§ **Instructions to follow**
Gather up the lines that contain "marker".
──────── Records for the exercise ────────
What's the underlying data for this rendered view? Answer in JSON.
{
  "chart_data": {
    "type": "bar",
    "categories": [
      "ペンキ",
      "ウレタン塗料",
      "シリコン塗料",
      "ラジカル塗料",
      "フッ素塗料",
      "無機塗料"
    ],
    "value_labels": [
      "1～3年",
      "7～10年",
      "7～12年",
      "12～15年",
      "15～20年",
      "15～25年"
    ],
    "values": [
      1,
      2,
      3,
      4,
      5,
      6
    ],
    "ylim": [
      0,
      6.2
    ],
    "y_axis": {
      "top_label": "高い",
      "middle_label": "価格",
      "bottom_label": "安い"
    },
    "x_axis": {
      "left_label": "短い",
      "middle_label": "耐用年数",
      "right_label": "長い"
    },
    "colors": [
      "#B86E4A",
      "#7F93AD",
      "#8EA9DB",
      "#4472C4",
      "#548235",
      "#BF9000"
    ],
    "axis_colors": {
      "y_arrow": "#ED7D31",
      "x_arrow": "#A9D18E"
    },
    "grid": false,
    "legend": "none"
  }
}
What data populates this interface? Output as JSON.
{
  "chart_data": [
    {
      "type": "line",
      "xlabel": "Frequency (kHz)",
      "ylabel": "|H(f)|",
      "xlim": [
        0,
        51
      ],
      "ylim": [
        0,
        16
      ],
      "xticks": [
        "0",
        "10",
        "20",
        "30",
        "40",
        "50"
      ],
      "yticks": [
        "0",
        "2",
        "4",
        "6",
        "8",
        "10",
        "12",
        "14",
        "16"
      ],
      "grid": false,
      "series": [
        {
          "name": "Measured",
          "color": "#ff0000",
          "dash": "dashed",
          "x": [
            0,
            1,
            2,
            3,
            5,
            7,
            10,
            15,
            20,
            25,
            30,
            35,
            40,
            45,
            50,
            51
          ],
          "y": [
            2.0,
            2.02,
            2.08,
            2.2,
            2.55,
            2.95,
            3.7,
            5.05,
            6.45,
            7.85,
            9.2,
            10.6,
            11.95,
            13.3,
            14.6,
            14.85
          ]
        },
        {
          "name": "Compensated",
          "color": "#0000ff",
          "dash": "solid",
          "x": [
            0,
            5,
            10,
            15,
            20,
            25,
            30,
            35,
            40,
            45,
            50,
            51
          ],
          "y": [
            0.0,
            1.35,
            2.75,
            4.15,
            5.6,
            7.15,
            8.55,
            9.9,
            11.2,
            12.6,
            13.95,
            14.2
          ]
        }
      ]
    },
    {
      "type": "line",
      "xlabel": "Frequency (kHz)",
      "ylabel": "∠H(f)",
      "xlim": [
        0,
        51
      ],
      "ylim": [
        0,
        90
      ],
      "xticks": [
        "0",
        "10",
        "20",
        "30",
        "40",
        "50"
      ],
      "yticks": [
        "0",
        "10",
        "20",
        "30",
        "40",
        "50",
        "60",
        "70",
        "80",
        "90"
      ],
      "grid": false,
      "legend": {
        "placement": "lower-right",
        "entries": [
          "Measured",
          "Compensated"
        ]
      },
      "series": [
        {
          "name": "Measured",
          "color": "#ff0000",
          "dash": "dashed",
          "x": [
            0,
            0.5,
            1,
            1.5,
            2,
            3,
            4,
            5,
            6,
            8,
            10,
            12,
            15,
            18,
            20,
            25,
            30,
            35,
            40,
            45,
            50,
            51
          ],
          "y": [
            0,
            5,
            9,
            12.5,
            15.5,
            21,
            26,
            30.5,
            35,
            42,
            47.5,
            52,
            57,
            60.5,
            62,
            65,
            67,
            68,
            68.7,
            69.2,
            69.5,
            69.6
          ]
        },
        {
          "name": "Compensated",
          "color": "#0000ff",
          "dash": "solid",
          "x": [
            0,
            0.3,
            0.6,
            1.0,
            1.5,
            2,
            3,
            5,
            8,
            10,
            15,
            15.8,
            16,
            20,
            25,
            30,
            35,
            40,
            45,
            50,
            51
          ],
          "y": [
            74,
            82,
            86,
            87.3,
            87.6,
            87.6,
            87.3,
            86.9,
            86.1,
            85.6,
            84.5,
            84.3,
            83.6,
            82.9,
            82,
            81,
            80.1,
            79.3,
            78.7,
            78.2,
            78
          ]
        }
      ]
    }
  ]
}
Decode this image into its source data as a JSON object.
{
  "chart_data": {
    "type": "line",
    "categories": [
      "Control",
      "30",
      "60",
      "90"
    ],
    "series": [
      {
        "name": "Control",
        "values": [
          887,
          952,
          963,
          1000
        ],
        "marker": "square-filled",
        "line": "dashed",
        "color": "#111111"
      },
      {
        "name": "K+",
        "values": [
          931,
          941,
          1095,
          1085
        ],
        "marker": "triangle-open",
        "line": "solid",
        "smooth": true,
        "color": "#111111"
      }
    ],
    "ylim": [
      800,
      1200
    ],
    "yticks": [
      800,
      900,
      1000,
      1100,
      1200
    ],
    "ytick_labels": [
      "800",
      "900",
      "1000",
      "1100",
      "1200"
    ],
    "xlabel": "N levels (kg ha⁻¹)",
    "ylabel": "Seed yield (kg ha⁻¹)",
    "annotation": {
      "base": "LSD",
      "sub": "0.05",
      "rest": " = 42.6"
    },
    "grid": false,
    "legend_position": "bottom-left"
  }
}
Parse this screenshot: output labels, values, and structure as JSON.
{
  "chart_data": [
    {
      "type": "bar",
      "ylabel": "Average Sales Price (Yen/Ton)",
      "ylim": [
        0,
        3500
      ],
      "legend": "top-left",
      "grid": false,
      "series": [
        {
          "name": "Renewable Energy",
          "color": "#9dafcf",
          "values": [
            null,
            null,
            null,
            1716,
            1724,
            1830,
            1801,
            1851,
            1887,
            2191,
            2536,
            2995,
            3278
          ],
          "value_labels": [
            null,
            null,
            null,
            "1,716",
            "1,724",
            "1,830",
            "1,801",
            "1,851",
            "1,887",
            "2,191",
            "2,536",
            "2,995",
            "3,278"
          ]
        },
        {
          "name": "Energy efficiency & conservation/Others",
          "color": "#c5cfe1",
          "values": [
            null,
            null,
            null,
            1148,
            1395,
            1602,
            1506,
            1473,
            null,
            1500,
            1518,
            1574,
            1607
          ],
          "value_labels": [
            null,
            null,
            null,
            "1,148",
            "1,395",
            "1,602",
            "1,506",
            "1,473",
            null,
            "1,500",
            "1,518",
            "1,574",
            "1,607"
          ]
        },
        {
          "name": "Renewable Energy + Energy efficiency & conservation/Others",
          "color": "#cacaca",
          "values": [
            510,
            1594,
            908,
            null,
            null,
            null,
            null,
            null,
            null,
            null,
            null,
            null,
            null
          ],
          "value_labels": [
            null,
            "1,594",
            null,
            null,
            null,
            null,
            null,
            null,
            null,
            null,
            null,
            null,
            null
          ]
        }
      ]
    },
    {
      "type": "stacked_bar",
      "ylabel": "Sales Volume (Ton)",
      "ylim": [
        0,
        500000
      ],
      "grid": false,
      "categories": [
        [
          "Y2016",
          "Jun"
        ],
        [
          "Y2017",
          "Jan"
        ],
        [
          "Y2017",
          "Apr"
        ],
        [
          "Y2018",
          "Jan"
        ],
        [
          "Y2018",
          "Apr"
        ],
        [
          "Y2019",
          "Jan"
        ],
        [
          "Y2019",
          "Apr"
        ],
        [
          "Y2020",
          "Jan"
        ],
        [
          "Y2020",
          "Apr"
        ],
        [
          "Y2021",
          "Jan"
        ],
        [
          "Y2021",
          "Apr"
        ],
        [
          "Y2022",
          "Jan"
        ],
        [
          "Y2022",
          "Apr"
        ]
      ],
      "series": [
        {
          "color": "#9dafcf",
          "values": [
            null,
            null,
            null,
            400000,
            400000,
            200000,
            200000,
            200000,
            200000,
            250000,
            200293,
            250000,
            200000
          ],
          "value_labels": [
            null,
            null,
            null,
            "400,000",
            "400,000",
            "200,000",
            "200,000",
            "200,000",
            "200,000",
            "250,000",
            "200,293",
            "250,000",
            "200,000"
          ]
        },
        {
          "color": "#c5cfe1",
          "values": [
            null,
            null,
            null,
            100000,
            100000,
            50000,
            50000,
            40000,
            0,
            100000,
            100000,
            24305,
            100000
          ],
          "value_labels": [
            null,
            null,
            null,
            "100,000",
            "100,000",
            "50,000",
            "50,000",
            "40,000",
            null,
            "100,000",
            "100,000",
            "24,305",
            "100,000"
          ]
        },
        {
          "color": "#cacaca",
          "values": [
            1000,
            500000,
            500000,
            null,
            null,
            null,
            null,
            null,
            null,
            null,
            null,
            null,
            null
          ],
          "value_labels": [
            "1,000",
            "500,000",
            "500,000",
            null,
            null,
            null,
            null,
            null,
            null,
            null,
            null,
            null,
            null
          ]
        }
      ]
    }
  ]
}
────────
§ **Solution**
        "marker": "square-filled",
        "marker": "triangle-open",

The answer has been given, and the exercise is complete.